Give the data a second time, exactly and in full.

[Excerpt from a dataset]
......

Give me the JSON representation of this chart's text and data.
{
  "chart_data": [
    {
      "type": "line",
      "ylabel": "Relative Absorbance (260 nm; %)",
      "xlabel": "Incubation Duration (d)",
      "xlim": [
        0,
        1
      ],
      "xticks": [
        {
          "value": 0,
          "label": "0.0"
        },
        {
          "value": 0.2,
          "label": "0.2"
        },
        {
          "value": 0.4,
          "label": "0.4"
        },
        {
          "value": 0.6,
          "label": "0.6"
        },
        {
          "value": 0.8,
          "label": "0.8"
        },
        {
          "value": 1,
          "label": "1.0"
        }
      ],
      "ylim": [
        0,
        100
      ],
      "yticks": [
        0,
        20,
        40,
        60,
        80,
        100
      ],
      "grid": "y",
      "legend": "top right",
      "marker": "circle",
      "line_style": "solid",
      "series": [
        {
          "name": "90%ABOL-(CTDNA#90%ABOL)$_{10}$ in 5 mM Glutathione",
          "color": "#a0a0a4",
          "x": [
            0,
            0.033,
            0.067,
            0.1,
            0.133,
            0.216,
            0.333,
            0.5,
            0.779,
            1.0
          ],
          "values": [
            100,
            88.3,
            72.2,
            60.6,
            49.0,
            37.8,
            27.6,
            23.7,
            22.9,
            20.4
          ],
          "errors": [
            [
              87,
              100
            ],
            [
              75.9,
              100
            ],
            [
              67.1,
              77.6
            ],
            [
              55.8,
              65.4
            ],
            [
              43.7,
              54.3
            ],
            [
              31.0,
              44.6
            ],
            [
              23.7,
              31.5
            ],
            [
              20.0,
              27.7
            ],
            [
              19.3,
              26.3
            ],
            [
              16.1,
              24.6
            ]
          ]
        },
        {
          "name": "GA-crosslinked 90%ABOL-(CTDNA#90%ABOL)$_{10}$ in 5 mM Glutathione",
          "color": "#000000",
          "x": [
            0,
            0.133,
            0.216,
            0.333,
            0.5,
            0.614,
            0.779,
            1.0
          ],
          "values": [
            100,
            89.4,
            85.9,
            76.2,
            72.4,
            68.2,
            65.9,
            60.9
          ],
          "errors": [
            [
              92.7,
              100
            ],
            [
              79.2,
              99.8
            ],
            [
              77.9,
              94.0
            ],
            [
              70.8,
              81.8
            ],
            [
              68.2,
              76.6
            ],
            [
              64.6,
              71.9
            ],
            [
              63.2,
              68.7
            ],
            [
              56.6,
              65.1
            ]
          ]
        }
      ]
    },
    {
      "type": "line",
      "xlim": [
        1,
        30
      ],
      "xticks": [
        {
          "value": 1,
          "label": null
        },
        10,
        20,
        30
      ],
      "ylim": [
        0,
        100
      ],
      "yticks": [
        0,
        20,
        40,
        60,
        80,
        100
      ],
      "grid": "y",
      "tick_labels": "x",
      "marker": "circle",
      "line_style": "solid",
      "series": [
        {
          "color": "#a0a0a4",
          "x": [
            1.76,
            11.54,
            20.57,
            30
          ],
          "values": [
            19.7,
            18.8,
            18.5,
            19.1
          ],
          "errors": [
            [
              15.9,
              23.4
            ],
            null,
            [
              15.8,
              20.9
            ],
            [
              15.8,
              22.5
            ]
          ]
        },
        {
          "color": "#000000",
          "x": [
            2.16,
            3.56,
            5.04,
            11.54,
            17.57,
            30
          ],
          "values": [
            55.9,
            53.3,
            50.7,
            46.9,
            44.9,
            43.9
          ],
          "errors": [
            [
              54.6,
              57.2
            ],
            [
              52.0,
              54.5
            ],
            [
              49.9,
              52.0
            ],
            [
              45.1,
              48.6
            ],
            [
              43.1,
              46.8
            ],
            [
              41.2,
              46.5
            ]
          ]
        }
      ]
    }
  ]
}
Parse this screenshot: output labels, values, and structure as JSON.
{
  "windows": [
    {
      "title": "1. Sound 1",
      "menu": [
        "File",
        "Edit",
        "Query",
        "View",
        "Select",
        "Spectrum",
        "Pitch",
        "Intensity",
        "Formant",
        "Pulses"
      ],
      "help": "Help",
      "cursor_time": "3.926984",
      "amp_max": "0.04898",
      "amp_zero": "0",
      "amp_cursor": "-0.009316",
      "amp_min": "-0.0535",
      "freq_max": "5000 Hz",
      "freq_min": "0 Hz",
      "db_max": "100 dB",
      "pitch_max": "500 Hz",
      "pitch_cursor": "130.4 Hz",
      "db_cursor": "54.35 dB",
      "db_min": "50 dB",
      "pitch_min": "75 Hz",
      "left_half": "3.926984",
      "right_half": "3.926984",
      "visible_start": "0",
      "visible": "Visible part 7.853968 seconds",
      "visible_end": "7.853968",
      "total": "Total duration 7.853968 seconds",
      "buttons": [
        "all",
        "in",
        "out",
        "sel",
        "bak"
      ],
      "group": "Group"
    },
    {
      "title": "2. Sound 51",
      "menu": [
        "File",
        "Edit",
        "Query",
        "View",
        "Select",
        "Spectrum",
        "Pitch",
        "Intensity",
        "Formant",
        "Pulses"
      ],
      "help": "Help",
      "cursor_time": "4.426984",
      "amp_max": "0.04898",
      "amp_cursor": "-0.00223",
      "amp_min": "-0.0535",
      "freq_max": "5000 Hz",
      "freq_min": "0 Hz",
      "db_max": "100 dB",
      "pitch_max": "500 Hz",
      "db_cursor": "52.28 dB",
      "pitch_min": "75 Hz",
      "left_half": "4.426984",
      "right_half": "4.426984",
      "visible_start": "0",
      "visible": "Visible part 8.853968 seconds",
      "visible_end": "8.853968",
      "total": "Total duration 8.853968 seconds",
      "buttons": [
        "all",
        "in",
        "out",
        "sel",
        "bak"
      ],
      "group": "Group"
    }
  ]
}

......

• THE ANSWER:
Give me the JSON representation of this chart's text and data.
{
  "chart_data": [
    {
      "type": "line",
      "ylabel": "Relative Absorbance (260 nm; %)",
      "xlabel": "Incubation Duration (d)",
      "xlim": [
        0,
        1
      ],
      "xticks": [
        {
          "value": 0,
          "label": "0.0"
        },
        {
          "value": 0.2,
          "label": "0.2"
        },
        {
          "value": 0.4,
          "label": "0.4"
        },
        {
          "value": 0.6,
          "label": "0.6"
        },
        {
          "value": 0.8,
          "label": "0.8"
        },
        {
          "value": 1,
          "label": "1.0"
        }
      ],
      "ylim": [
        0,
        100
      ],
      "yticks": [
        0,
        20,
        40,
        60,
        80,
        100
      ],
      "grid": "y",
      "legend": "top right",
      "marker": "circle",
      "line_style": "solid",
      "series": [
        {
          "name": "90%ABOL-(CTDNA#90%ABOL)$_{10}$ in 5 mM Glutathione",
          "color": "#a0a0a4",
          "x": [
            0,
            0.033,
            0.067,
            0.1,
            0.133,
            0.216,
            0.333,
            0.5,
            0.779,
            1.0
          ],
          "values": [
            100,
            88.3,
            72.2,
            60.6,
            49.0,
            37.8,
            27.6,
            23.7,
            22.9,
            20.4
          ],
          "errors": [
            [
              87,
              100
            ],
            [
              75.9,
              100
            ],
            [
              67.1,
              77.6
            ],
            [
              55.8,
              65.4
            ],
            [
              43.7,
              54.3
            ],
            [
              31.0,
              44.6
            ],
            [
              23.7,
              31.5
            ],
            [
              20.0,
              27.7
            ],
            [
              19.3,
              26.3
            ],
            [
              16.1,
              24.6
            ]
          ]
        },
        {
          "name": "GA-crosslinked 90%ABOL-(CTDNA#90%ABOL)$_{10}$ in 5 mM Glutathione",
          "color": "#000000",
          "x": [
            0,
            0.133,
            0.216,
            0.333,
            0.5,
            0.614,
            0.779,
            1.0
          ],
          "values": [
            100,
            89.4,
            85.9,
            76.2,
            72.4,
            68.2,
            65.9,
            60.9
          ],
          "errors": [
            [
              92.7,
              100
            ],
            [
              79.2,
              99.8
            ],
            [
              77.9,
              94.0
            ],
            [
              70.8,
              81.8
            ],
            [
              68.2,
              76.6
            ],
            [
              64.6,
              71.9
            ],
            [
              63.2,
              68.7
            ],
            [
              56.6,
              65.1
            ]
          ]
        }
      ]
    },
    {
      "type": "line",
      "xlim": [
        1,
        30
      ],
      "xticks": [
        {
          "value": 1,
          "label": null
        },
        10,
        20,
        30
      ],
      "ylim": [
        0,
        100
      ],
      "yticks": [
        0,
        20,
        40,
        60,
        80,
        100
      ],
      "grid": "y",
      "tick_labels": "x",
      "marker": "circle",
      "line_style": "solid",
      "series": [
        {
          "color": "#a0a0a4",
          "x": [
            1.76,
            11.54,
            20.57,
            30
          ],
          "values": [
            19.7,
            18.8,
            18.5,
            19.1
          ],
          "errors": [
            [
              15.9,
              23.4
            ],
            null,
            [
              15.8,
              20.9
            ],
            [
              15.8,
              22.5
            ]
          ]
        },
        {
          "color": "#000000",
          "x": [
            2.16,
            3.56,
            5.04,
            11.54,
            17.57,
            30
          ],
          "values": [
            55.9,
            53.3,
            50.7,
            46.9,
            44.9,
            43.9
          ],
          "errors": [
            [
              54.6,
              57.2
            ],
            [
              52.0,
              54.5
            ],
            [
              49.9,
              52.0
            ],
            [
              45.1,
              48.6
            ],
            [
              43.1,
              46.8
            ],
            [
              41.2,
              46.5
            ]
          ]
        }
      ]
    }
  ]
}
Parse this screenshot: output labels, values, and structure as JSON.
{
  "windows": [
    {
      "title": "1. Sound 1",
      "menu": [
        "File",
        "Edit",
        "Query",
        "View",
        "Select",
        "Spectrum",
        "Pitch",
        "Intensity",
        "Formant",
        "Pulses"
      ],
      "help": "Help",
      "cursor_time": "3.926984",
      "amp_max": "0.04898",
      "amp_zero": "0",
      "amp_cursor": "-0.009316",
      "amp_min": "-0.0535",
      "freq_max": "5000 Hz",
      "freq_min": "0 Hz",
      "db_max": "100 dB",
      "pitch_max": "500 Hz",
      "pitch_cursor": "130.4 Hz",
      "db_cursor": "54.35 dB",
      "db_min": "50 dB",
      "pitch_min": "75 Hz",
      "left_half": "3.926984",
      "right_half": "3.926984",
      "visible_start": "0",
      "visible": "Visible part 7.853968 seconds",
      "visible_end": "7.853968",
      "total": "Total duration 7.853968 seconds",
      "buttons": [
        "all",
        "in",
        "out",
        "sel",
        "bak"
      ],
      "group": "Group"
    },
    {
      "title": "2. Sound 51",
      "menu": [
        "File",
        "Edit",
        "Query",
        "View",
        "Select",
        "Spectrum",
        "Pitch",
        "Intensity",
        "Formant",
        "Pulses"
      ],
      "help": "Help",
      "cursor_time": "4.426984",
      "amp_max": "0.04898",
      "amp_cursor": "-0.00223",
      "amp_min": "-0.0535",
      "freq_max": "5000 Hz",
      "freq_min": "0 Hz",
      "db_max": "100 dB",
      "pitch_max": "500 Hz",
      "db_cursor": "52.28 dB",
      "pitch_min": "75 Hz",
      "left_half": "4.426984",
      "right_half": "4.426984",
      "visible_start": "0",
      "visible": "Visible part 8.853968 seconds",
      "visible_end": "8.853968",
      "total": "Total duration 8.853968 seconds",
      "buttons": [
        "all",
        "in",
        "out",
        "sel",
        "bak"
      ],
      "group": "Group"
    }
  ]
}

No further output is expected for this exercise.